→ **What you need to do**
Set every record down verbatim and omit the pictures.

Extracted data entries

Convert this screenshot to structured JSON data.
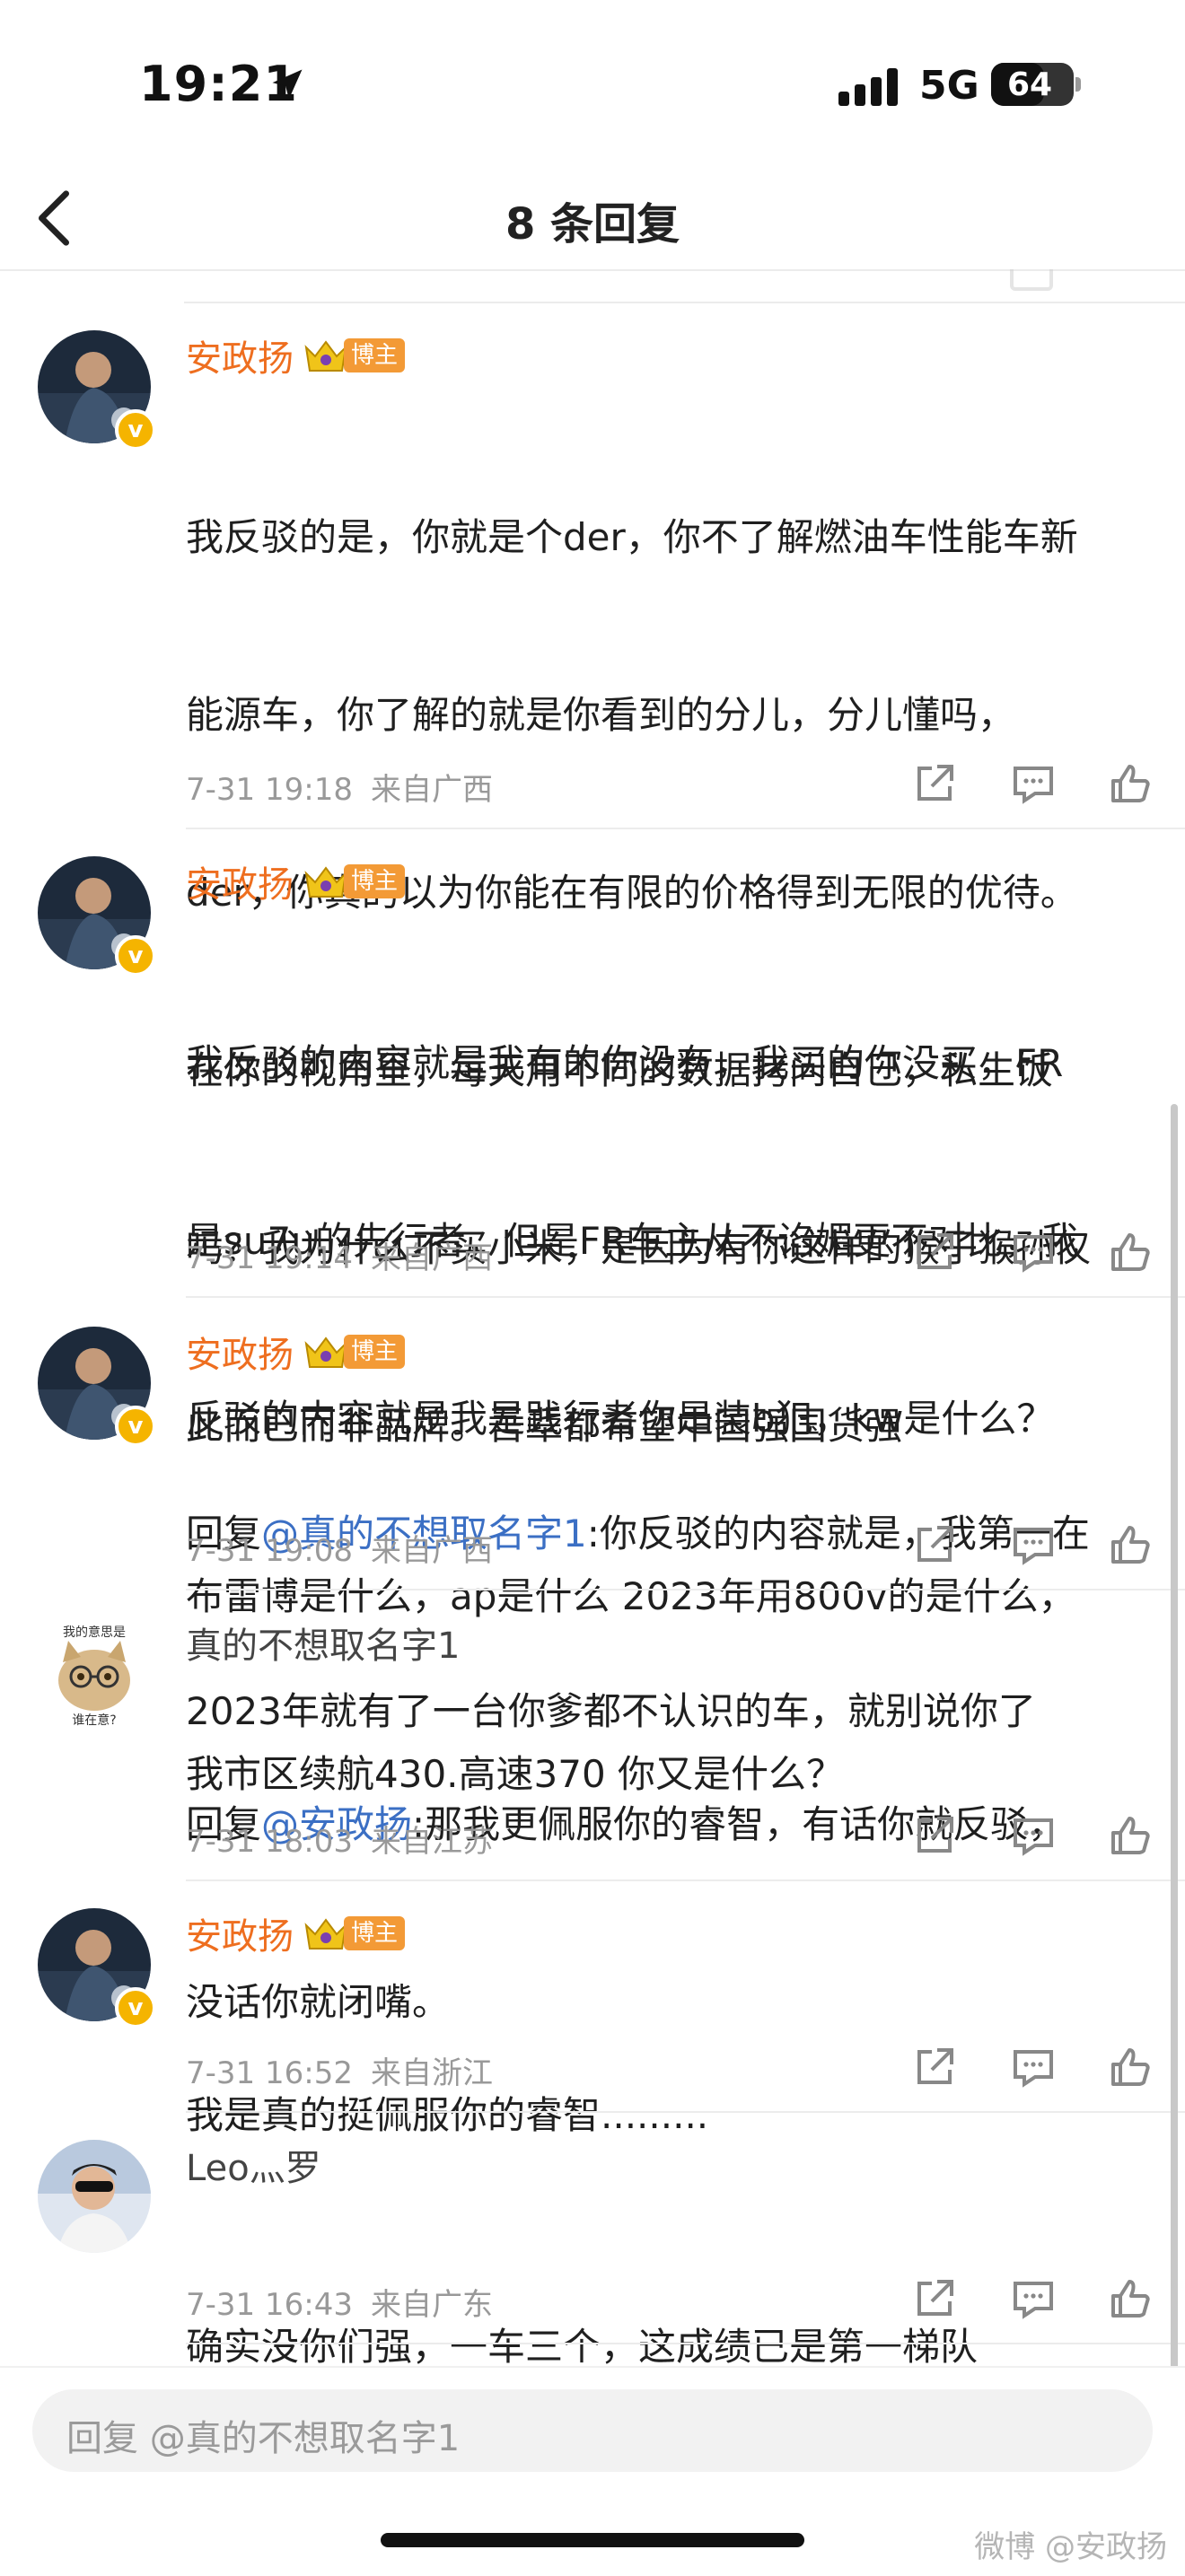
{
  "status_bar": {
    "time": "19:21",
    "network": "5G",
    "battery": "64",
    "battery_level": 0.64
  },
  "header": {
    "title": "8 条回复"
  },
  "badge_label": "博主",
  "comments": [
    {
      "author": "安政扬",
      "is_blogger": true,
      "text": "我反驳的是，你就是个der，你不了解燃油车性能车新能源车，你了解的就是你看到的分儿，分儿懂吗，der，你真的以为你能在有限的价格得到无限的优待。在你的视角里，每天用不同的数据拷问自己，私生饭吗？我为什么不买小米，是因为有你这样的猴子猴孙仅此而已而非品牌。吾辈都希望中国强国货强",
      "lines": [
        "我反驳的是，你就是个der，你不了解燃油车性能车新",
        "能源车，你了解的就是你看到的分儿，分儿懂吗，",
        "der，你真的以为你能在有限的价格得到无限的优待。",
        "在你的视角里，每天用不同的数据拷问自己，私生饭",
        "吗？我为什么不买小米，是因为有你这样的猴子猴孙仅",
        "此而已而非品牌。吾辈都希望中国强国货强"
      ],
      "time": "7-31 19:18",
      "location": "来自广西"
    },
    {
      "author": "安政扬",
      "is_blogger": true,
      "lines": [
        "我反驳的内容就是我有的你没有，我买的你没买，FR",
        "是su7u的先行者，但是FR车主从不谄媚更不对比，我",
        "反驳的内容就是我是践行者你是装b犯，kw是什么？",
        "布雷博是什么，ap是什么 2023年用800v的是什么，",
        "我市区续航430.高速370 你又是什么？"
      ],
      "time": "7-31 19:14",
      "location": "来自广西"
    },
    {
      "author": "安政扬",
      "is_blogger": true,
      "reply_prefix": "回复",
      "mention": "@真的不想取名字1",
      "reply_text_line1": ":你反驳的内容就是，我第一在",
      "reply_text_line2": "2023年就有了一台你爹都不认识的车，就别说你了",
      "time": "7-31 19:08",
      "location": "来自广西"
    },
    {
      "author": "真的不想取名字1",
      "is_blogger": false,
      "avatar_caption_top": "我的意思是",
      "avatar_caption_bottom": "谁在意?",
      "reply_prefix": "回复",
      "mention": "@安政扬",
      "reply_text_line1": ":那我更佩服你的睿智，有话你就反驳，",
      "reply_text_line2": "没话你就闭嘴。",
      "time": "7-31 18:03",
      "location": "来自江苏"
    },
    {
      "author": "安政扬",
      "is_blogger": true,
      "lines": [
        "我是真的挺佩服你的睿智........."
      ],
      "time": "7-31 16:52",
      "location": "来自浙江"
    },
    {
      "author": "Leo灬罗",
      "is_blogger": false,
      "lines": [
        "确实没你们强，一车三个，这成绩已是第一梯队"
      ],
      "time": "7-31 16:43",
      "location": "来自广东"
    }
  ],
  "input": {
    "placeholder": "回复 @真的不想取名字1"
  },
  "watermark": "微博 @安政扬",
  "colors": {
    "accent_name": "#ee6e1f",
    "mention": "#3b6fc4",
    "badge": "#f39a36",
    "verified": "#f5b400"
  }
}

→ **Task solution**
Convert this screenshot to structured JSON data.
{
  "status_bar": {
    "time": "19:21",
    "network": "5G",
    "battery": "64",
    "battery_level": 0.64
  },
  "header": {
    "title": "8 条回复"
  },
  "badge_label": "博主",
  "comments": [
    {
      "author": "安政扬",
      "is_blogger": true,
      "text": "我反驳的是，你就是个der，你不了解燃油车性能车新能源车，你了解的就是你看到的分儿，分儿懂吗，der，你真的以为你能在有限的价格得到无限的优待。在你的视角里，每天用不同的数据拷问自己，私生饭吗？我为什么不买小米，是因为有你这样的猴子猴孙仅此而已而非品牌。吾辈都希望中国强国货强",
      "lines": [
        "我反驳的是，你就是个der，你不了解燃油车性能车新",
        "能源车，你了解的就是你看到的分儿，分儿懂吗，",
        "der，你真的以为你能在有限的价格得到无限的优待。",
        "在你的视角里，每天用不同的数据拷问自己，私生饭",
        "吗？我为什么不买小米，是因为有你这样的猴子猴孙仅",
        "此而已而非品牌。吾辈都希望中国强国货强"
      ],
      "time": "7-31 19:18",
      "location": "来自广西"
    },
    {
      "author": "安政扬",
      "is_blogger": true,
      "lines": [
        "我反驳的内容就是我有的你没有，我买的你没买，FR",
        "是su7u的先行者，但是FR车主从不谄媚更不对比，我",
        "反驳的内容就是我是践行者你是装b犯，kw是什么？",
        "布雷博是什么，ap是什么 2023年用800v的是什么，",
        "我市区续航430.高速370 你又是什么？"
      ],
      "time": "7-31 19:14",
      "location": "来自广西"
    },
    {
      "author": "安政扬",
      "is_blogger": true,
      "reply_prefix": "回复",
      "mention": "@真的不想取名字1",
      "reply_text_line1": ":你反驳的内容就是，我第一在",
      "reply_text_line2": "2023年就有了一台你爹都不认识的车，就别说你了",
      "time": "7-31 19:08",
      "location": "来自广西"
    },
    {
      "author": "真的不想取名字1",
      "is_blogger": false,
      "avatar_caption_top": "我的意思是",
      "avatar_caption_bottom": "谁在意?",
      "reply_prefix": "回复",
      "mention": "@安政扬",
      "reply_text_line1": ":那我更佩服你的睿智，有话你就反驳，",
      "reply_text_line2": "没话你就闭嘴。",
      "time": "7-31 18:03",
      "location": "来自江苏"
    },
    {
      "author": "安政扬",
      "is_blogger": true,
      "lines": [
        "我是真的挺佩服你的睿智........."
      ],
      "time": "7-31 16:52",
      "location": "来自浙江"
    },
    {
      "author": "Leo灬罗",
      "is_blogger": false,
      "lines": [
        "确实没你们强，一车三个，这成绩已是第一梯队"
      ],
      "time": "7-31 16:43",
      "location": "来自广东"
    }
  ],
  "input": {
    "placeholder": "回复 @真的不想取名字1"
  },
  "watermark": "微博 @安政扬",
  "colors": {
    "accent_name": "#ee6e1f",
    "mention": "#3b6fc4",
    "badge": "#f39a36",
    "verified": "#f5b400"
  }
}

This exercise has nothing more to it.